Extracted records:
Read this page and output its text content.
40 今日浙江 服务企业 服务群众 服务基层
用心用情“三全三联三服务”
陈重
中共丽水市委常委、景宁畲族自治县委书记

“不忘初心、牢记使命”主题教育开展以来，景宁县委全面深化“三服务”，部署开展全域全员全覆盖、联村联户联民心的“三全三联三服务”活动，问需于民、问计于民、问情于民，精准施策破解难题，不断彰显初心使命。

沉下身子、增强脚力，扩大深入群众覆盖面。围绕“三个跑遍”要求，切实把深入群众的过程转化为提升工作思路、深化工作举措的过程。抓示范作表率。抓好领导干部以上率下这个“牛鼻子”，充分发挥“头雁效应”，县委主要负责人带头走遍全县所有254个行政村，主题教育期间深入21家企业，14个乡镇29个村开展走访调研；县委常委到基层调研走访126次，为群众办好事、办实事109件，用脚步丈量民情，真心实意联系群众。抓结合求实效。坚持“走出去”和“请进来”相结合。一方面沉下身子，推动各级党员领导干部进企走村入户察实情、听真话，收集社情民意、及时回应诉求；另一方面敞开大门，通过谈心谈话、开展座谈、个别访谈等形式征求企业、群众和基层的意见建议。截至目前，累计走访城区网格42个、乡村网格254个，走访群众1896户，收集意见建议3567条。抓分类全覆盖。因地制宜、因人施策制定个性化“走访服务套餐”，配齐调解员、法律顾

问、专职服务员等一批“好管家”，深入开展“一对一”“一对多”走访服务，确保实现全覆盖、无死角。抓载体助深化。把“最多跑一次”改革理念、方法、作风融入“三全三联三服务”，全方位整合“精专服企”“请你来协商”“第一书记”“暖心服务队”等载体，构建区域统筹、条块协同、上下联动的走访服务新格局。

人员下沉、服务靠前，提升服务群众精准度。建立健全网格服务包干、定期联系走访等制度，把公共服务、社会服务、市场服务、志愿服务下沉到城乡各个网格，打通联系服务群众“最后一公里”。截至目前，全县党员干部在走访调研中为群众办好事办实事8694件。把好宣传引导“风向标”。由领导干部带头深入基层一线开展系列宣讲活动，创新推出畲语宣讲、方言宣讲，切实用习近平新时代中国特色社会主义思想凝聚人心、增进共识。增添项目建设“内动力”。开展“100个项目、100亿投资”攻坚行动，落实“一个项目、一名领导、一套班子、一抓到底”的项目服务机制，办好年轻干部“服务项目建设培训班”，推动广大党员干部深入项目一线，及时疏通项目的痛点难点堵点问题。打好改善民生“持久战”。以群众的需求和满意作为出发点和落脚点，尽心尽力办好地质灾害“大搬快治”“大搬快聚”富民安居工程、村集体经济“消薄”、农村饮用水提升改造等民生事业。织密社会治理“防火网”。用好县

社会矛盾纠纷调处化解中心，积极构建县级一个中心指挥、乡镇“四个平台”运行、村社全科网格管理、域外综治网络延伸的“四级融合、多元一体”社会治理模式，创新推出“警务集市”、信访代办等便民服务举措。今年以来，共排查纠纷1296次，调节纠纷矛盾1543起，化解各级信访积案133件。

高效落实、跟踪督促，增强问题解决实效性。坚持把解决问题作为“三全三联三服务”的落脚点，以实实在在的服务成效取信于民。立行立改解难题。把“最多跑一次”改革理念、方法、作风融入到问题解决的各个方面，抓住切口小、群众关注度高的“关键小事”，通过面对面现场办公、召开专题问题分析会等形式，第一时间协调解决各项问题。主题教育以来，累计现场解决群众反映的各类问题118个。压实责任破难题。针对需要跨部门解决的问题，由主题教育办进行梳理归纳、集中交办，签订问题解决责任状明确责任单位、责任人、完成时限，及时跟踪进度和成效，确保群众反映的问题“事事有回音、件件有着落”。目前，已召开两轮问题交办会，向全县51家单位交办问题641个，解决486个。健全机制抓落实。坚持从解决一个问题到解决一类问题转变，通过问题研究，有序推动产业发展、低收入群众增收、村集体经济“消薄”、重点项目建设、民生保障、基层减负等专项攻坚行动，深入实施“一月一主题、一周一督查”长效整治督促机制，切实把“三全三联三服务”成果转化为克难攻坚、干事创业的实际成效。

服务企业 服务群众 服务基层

### [What you will do]
Please set down all the data word for word.

### [Solved exercise]
Read this page and output its text content.
40 今日浙江 服务企业 服务群众 服务基层
用心用情“三全三联三服务”
陈重
中共丽水市委常委、景宁畲族自治县委书记

“不忘初心、牢记使命”主题教育开展以来，景宁县委全面深化“三服务”，部署开展全域全员全覆盖、联村联户联民心的“三全三联三服务”活动，问需于民、问计于民、问情于民，精准施策破解难题，不断彰显初心使命。

沉下身子、增强脚力，扩大深入群众覆盖面。围绕“三个跑遍”要求，切实把深入群众的过程转化为提升工作思路、深化工作举措的过程。抓示范作表率。抓好领导干部以上率下这个“牛鼻子”，充分发挥“头雁效应”，县委主要负责人带头走遍全县所有254个行政村，主题教育期间深入21家企业，14个乡镇29个村开展走访调研；县委常委到基层调研走访126次，为群众办好事、办实事109件，用脚步丈量民情，真心实意联系群众。抓结合求实效。坚持“走出去”和“请进来”相结合。一方面沉下身子，推动各级党员领导干部进企走村入户察实情、听真话，收集社情民意、及时回应诉求；另一方面敞开大门，通过谈心谈话、开展座谈、个别访谈等形式征求企业、群众和基层的意见建议。截至目前，累计走访城区网格42个、乡村网格254个，走访群众1896户，收集意见建议3567条。抓分类全覆盖。因地制宜、因人施策制定个性化“走访服务套餐”，配齐调解员、法律顾

问、专职服务员等一批“好管家”，深入开展“一对一”“一对多”走访服务，确保实现全覆盖、无死角。抓载体助深化。把“最多跑一次”改革理念、方法、作风融入“三全三联三服务”，全方位整合“精专服企”“请你来协商”“第一书记”“暖心服务队”等载体，构建区域统筹、条块协同、上下联动的走访服务新格局。

人员下沉、服务靠前，提升服务群众精准度。建立健全网格服务包干、定期联系走访等制度，把公共服务、社会服务、市场服务、志愿服务下沉到城乡各个网格，打通联系服务群众“最后一公里”。截至目前，全县党员干部在走访调研中为群众办好事办实事8694件。把好宣传引导“风向标”。由领导干部带头深入基层一线开展系列宣讲活动，创新推出畲语宣讲、方言宣讲，切实用习近平新时代中国特色社会主义思想凝聚人心、增进共识。增添项目建设“内动力”。开展“100个项目、100亿投资”攻坚行动，落实“一个项目、一名领导、一套班子、一抓到底”的项目服务机制，办好年轻干部“服务项目建设培训班”，推动广大党员干部深入项目一线，及时疏通项目的痛点难点堵点问题。打好改善民生“持久战”。以群众的需求和满意作为出发点和落脚点，尽心尽力办好地质灾害“大搬快治”“大搬快聚”富民安居工程、村集体经济“消薄”、农村饮用水提升改造等民生事业。织密社会治理“防火网”。用好县

社会矛盾纠纷调处化解中心，积极构建县级一个中心指挥、乡镇“四个平台”运行、村社全科网格管理、域外综治网络延伸的“四级融合、多元一体”社会治理模式，创新推出“警务集市”、信访代办等便民服务举措。今年以来，共排查纠纷1296次，调节纠纷矛盾1543起，化解各级信访积案133件。

高效落实、跟踪督促，增强问题解决实效性。坚持把解决问题作为“三全三联三服务”的落脚点，以实实在在的服务成效取信于民。立行立改解难题。把“最多跑一次”改革理念、方法、作风融入到问题解决的各个方面，抓住切口小、群众关注度高的“关键小事”，通过面对面现场办公、召开专题问题分析会等形式，第一时间协调解决各项问题。主题教育以来，累计现场解决群众反映的各类问题118个。压实责任破难题。针对需要跨部门解决的问题，由主题教育办进行梳理归纳、集中交办，签订问题解决责任状明确责任单位、责任人、完成时限，及时跟踪进度和成效，确保群众反映的问题“事事有回音、件件有着落”。目前，已召开两轮问题交办会，向全县51家单位交办问题641个，解决486个。健全机制抓落实。坚持从解决一个问题到解决一类问题转变，通过问题研究，有序推动产业发展、低收入群众增收、村集体经济“消薄”、重点项目建设、民生保障、基层减负等专项攻坚行动，深入实施“一月一主题、一周一督查”长效整治督促机制，切实把“三全三联三服务”成果转化为克难攻坚、干事创业的实际成效。

服务企业 服务群众 服务基层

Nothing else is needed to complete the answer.